• [THE EXERCISE]: Identify and reproduce every line holding the string "odrisck".
***** DATASET EXTRACT
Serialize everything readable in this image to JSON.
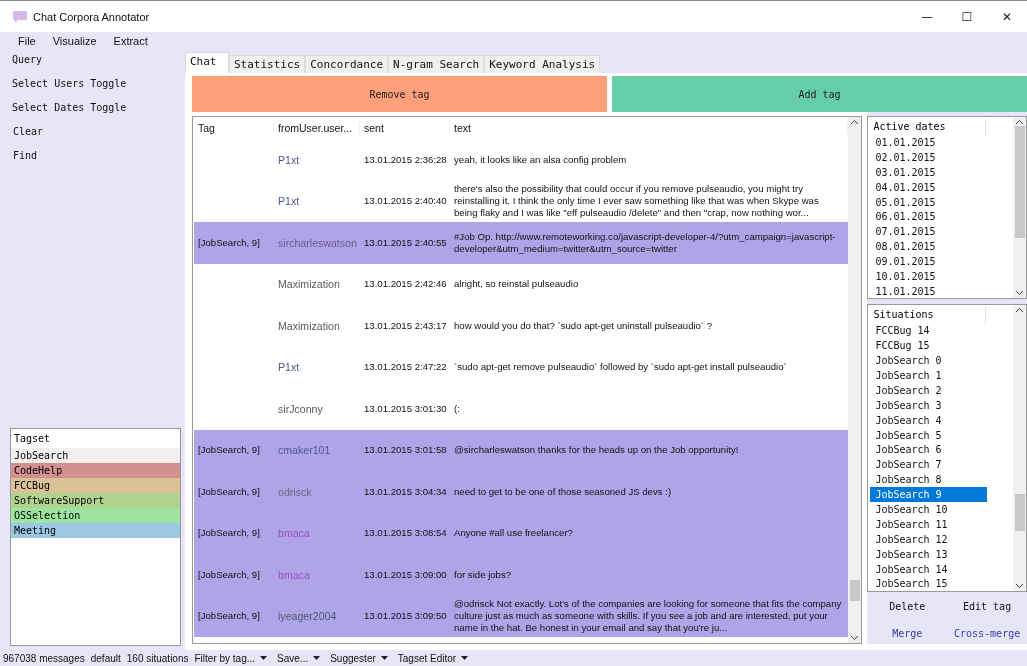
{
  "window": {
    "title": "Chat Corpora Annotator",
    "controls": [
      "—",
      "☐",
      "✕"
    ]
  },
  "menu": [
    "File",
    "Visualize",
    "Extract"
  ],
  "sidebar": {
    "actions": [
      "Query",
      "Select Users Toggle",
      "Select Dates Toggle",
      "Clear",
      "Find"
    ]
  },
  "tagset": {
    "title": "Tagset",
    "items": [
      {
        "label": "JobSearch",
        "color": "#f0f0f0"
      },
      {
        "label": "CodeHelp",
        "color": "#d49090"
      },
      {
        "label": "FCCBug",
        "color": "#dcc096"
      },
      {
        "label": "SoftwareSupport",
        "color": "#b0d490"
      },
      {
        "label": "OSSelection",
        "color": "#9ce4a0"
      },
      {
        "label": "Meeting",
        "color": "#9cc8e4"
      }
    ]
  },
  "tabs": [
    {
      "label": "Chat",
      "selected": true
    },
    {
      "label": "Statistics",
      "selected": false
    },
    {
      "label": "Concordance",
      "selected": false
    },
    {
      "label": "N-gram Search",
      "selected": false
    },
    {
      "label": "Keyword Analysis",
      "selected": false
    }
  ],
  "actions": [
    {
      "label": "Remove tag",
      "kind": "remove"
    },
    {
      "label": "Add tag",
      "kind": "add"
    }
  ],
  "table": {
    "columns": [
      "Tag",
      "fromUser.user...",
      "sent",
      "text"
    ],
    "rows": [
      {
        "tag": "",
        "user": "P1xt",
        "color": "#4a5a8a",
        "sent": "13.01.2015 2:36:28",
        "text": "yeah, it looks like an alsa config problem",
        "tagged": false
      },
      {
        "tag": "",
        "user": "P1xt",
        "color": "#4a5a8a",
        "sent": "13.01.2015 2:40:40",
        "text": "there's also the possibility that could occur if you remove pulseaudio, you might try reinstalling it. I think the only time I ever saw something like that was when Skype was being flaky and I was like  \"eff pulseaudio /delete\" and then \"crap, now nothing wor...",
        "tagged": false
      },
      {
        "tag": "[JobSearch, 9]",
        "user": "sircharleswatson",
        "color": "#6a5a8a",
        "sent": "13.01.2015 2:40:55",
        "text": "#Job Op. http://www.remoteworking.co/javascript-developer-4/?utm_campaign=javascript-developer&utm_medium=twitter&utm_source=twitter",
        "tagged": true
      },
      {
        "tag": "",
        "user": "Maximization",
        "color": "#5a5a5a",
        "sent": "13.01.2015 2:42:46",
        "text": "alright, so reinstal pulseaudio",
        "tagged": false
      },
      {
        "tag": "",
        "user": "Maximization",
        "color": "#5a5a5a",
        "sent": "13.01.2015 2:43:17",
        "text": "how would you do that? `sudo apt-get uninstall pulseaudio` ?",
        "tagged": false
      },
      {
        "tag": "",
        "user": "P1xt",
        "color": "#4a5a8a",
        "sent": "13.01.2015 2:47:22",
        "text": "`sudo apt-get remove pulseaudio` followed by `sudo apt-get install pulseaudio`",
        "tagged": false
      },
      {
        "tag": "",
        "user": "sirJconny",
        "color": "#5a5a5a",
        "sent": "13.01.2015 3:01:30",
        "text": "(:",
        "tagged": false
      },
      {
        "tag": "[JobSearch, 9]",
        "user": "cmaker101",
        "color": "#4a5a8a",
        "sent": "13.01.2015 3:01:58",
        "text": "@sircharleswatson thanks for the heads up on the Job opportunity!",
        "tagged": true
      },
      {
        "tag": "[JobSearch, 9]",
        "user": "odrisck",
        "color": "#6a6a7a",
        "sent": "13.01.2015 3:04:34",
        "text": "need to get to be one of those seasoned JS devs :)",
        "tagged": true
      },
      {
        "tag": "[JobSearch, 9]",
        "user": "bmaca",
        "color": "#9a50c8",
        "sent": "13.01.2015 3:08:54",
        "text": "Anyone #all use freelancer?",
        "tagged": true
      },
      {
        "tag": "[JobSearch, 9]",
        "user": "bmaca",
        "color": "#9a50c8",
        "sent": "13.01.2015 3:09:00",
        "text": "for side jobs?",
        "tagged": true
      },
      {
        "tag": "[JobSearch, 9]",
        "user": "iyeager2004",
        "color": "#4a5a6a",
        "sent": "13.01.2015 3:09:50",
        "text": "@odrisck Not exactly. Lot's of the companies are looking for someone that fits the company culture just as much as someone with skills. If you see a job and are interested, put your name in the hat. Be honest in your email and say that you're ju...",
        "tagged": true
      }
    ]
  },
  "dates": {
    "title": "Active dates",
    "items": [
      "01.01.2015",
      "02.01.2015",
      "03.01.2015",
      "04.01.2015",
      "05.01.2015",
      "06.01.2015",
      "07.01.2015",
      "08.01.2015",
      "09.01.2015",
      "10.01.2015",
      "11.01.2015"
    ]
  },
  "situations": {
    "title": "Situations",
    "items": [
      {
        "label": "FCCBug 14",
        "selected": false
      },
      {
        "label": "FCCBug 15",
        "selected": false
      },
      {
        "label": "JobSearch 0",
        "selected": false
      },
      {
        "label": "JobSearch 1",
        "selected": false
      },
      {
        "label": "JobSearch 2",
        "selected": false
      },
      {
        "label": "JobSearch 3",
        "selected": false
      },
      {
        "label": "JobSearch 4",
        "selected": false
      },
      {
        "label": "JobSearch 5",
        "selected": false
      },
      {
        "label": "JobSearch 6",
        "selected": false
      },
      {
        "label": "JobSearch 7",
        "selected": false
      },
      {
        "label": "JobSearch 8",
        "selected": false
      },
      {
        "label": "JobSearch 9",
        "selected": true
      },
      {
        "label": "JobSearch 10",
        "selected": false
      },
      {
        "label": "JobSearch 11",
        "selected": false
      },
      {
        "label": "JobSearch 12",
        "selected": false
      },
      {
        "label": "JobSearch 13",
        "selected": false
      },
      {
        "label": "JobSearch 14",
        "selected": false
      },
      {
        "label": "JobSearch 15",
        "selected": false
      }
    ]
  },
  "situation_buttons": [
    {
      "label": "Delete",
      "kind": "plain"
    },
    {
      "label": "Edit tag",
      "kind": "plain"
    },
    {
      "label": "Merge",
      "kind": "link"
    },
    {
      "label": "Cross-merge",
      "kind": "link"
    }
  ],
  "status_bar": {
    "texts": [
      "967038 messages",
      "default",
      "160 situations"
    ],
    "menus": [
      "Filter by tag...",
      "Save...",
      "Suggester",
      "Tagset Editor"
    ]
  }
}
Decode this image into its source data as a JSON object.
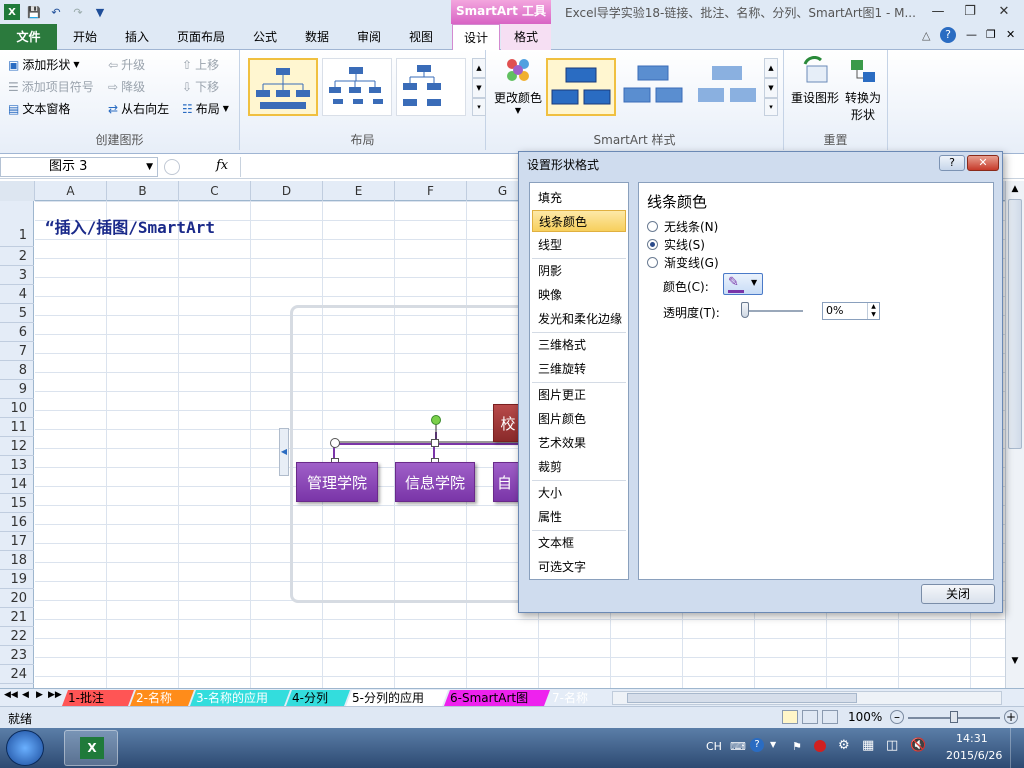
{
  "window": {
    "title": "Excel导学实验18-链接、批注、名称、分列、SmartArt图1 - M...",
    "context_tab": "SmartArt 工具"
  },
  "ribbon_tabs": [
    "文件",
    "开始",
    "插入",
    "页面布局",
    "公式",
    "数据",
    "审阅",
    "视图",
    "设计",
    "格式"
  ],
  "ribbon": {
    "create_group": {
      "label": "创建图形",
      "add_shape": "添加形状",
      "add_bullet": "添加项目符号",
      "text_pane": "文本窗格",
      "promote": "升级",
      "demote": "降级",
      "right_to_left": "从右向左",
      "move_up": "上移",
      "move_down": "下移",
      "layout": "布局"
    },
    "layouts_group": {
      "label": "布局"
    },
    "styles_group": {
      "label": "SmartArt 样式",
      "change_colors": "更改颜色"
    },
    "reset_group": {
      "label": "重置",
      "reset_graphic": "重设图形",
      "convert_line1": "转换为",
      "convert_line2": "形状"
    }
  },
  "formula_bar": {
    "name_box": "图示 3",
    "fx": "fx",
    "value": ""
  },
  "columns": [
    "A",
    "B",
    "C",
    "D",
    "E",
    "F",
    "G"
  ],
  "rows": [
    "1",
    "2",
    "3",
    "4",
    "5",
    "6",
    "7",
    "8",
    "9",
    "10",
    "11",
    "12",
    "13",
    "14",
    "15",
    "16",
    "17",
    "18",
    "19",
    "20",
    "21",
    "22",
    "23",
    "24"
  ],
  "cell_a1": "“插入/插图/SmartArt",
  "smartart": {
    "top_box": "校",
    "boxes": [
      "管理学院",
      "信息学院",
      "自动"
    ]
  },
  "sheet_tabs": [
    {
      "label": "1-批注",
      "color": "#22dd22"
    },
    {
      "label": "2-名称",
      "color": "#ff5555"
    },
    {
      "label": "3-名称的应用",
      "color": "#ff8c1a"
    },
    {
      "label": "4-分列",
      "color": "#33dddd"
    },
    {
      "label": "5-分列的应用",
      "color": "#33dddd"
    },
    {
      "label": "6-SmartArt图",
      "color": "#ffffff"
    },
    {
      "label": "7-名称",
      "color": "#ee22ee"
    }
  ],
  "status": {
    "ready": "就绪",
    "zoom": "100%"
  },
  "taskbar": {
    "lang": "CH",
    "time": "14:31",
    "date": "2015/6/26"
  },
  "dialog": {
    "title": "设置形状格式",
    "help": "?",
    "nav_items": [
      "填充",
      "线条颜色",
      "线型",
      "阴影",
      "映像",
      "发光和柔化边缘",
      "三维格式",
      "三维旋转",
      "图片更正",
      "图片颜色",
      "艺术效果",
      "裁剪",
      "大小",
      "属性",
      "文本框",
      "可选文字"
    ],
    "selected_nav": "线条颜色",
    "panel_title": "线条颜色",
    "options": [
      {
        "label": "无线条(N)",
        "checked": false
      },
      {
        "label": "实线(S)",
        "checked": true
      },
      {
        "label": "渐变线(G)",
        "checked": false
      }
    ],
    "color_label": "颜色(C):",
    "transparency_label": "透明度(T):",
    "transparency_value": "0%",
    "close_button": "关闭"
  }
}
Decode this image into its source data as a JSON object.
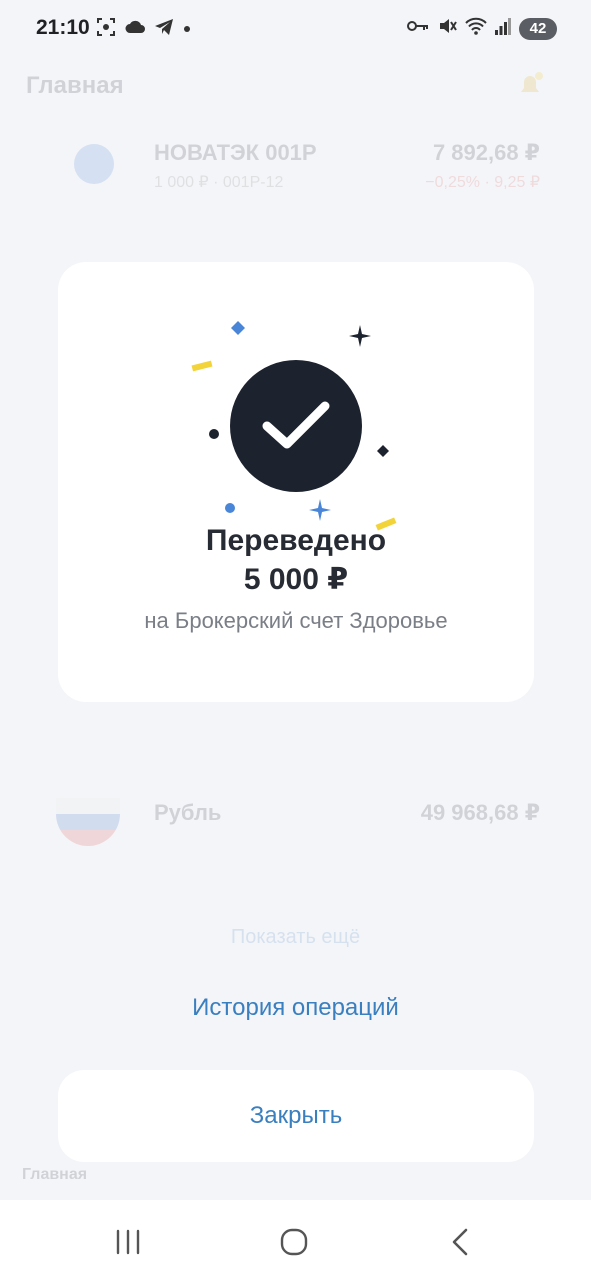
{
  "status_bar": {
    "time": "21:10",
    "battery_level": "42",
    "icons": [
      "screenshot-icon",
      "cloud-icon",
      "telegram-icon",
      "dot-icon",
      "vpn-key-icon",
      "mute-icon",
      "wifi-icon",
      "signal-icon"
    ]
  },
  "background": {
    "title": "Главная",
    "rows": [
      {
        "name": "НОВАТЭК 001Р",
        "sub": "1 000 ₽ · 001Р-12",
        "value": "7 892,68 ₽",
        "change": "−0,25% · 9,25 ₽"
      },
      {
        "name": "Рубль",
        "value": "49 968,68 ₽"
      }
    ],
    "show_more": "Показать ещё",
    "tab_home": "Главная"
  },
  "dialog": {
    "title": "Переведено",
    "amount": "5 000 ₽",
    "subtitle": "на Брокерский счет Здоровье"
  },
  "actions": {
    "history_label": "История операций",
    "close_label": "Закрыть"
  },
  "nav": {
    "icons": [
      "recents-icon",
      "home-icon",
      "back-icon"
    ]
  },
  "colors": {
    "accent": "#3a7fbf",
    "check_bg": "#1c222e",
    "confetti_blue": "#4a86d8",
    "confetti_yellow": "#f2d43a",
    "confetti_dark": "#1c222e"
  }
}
**********
• [WRITTEN REPLY]:
        "user": "odrisck",
        "text": "@odrisck Not exactly. Lot's of the companies are looking for someone that fits the company culture just as much as someone with skills. If you see a job and are interested, put your name in the hat. Be honest in your email and say that you're ju...",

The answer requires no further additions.